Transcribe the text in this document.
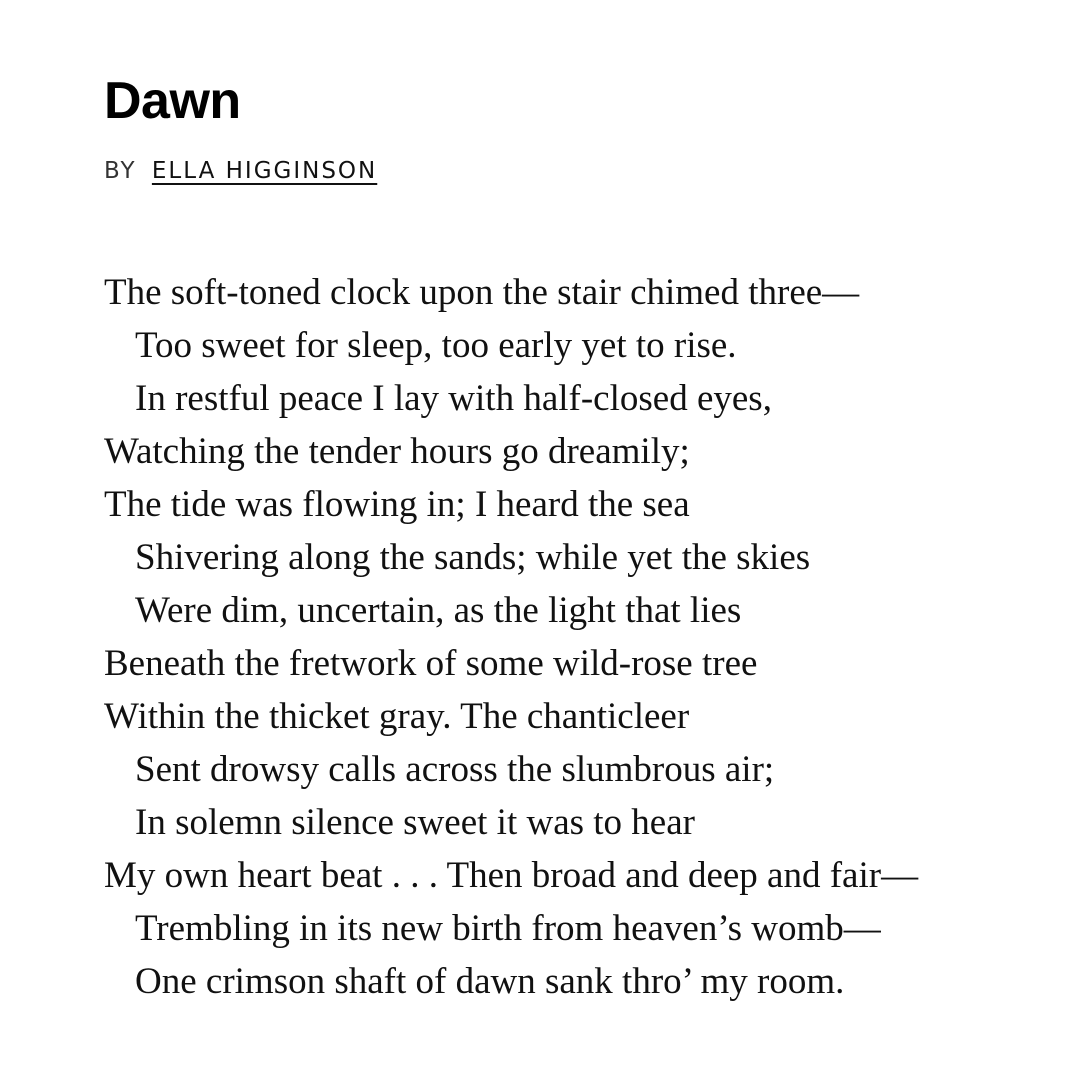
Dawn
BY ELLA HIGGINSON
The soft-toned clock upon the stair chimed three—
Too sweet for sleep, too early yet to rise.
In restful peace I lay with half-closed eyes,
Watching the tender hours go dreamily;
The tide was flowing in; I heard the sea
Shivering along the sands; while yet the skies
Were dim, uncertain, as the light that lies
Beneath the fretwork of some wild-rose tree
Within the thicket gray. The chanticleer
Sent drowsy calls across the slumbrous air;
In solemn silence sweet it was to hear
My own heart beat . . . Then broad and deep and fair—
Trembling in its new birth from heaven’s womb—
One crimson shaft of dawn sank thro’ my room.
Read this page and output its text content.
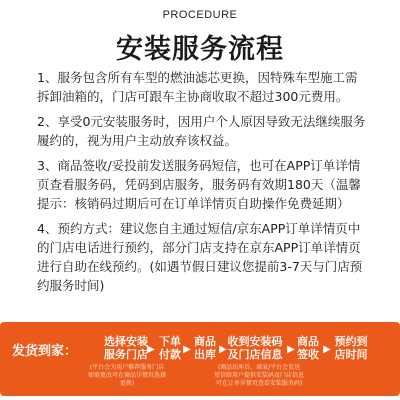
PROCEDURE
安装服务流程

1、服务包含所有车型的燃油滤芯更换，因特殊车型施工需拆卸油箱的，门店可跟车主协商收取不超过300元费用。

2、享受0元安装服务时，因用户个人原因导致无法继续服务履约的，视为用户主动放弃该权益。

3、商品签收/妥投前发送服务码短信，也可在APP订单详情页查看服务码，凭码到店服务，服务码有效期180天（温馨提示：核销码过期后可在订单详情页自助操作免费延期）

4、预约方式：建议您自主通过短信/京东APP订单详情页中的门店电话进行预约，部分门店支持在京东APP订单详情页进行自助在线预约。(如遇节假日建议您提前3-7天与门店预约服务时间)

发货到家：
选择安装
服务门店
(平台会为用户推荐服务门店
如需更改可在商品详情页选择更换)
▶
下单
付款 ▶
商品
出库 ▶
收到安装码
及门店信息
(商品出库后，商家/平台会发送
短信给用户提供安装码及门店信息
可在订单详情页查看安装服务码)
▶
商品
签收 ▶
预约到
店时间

-.-.-

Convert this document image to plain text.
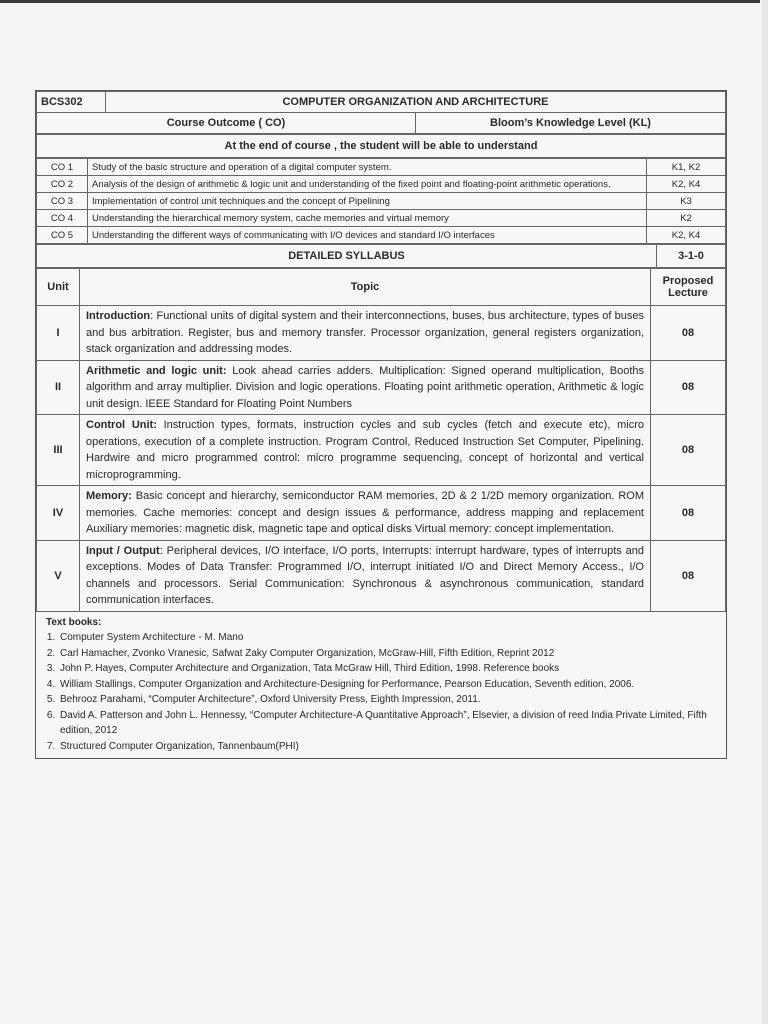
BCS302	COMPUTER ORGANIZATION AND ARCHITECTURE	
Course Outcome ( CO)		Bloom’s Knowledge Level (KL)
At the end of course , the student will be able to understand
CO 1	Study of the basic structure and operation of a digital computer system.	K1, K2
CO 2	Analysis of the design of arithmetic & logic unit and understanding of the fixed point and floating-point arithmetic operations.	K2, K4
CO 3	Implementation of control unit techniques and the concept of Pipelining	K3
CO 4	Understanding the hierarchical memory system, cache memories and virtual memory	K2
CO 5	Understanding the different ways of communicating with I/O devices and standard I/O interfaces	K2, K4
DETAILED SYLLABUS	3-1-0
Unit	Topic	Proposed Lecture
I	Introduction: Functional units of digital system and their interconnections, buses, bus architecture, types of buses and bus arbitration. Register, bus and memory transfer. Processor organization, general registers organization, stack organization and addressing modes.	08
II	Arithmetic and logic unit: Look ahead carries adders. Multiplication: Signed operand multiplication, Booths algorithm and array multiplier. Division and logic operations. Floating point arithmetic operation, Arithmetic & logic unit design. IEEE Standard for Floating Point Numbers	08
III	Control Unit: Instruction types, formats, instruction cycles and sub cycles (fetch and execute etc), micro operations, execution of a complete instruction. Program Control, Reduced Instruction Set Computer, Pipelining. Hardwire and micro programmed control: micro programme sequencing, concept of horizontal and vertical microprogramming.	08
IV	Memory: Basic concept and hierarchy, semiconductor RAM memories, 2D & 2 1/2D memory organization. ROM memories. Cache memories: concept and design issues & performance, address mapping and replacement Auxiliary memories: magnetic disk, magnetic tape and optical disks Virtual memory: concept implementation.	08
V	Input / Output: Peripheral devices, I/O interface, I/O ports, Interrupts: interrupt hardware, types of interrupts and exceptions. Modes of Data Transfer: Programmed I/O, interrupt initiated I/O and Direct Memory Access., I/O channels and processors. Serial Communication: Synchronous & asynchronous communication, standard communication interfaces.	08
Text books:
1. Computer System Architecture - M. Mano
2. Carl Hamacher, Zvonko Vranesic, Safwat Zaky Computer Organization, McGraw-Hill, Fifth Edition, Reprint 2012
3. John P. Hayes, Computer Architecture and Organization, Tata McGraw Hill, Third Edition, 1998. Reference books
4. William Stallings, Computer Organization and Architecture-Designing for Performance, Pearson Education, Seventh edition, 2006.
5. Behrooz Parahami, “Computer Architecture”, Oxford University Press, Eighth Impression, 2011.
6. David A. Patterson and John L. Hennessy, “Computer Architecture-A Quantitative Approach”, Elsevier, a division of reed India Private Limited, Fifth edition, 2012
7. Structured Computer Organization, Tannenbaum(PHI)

-.-.-

### What this task involves:
Only lines with the word "Fifth" should be collected from the material.

### The solution:
2. Carl Hamacher, Zvonko Vranesic, Safwat Zaky Computer Organization, McGraw-Hill, Fifth Edition, Reprint 2012
6. David A. Patterson and John L. Hennessy, “Computer Architecture-A Quantitative Approach”, Elsevier, a division of reed India Private Limited, Fifth edition, 2012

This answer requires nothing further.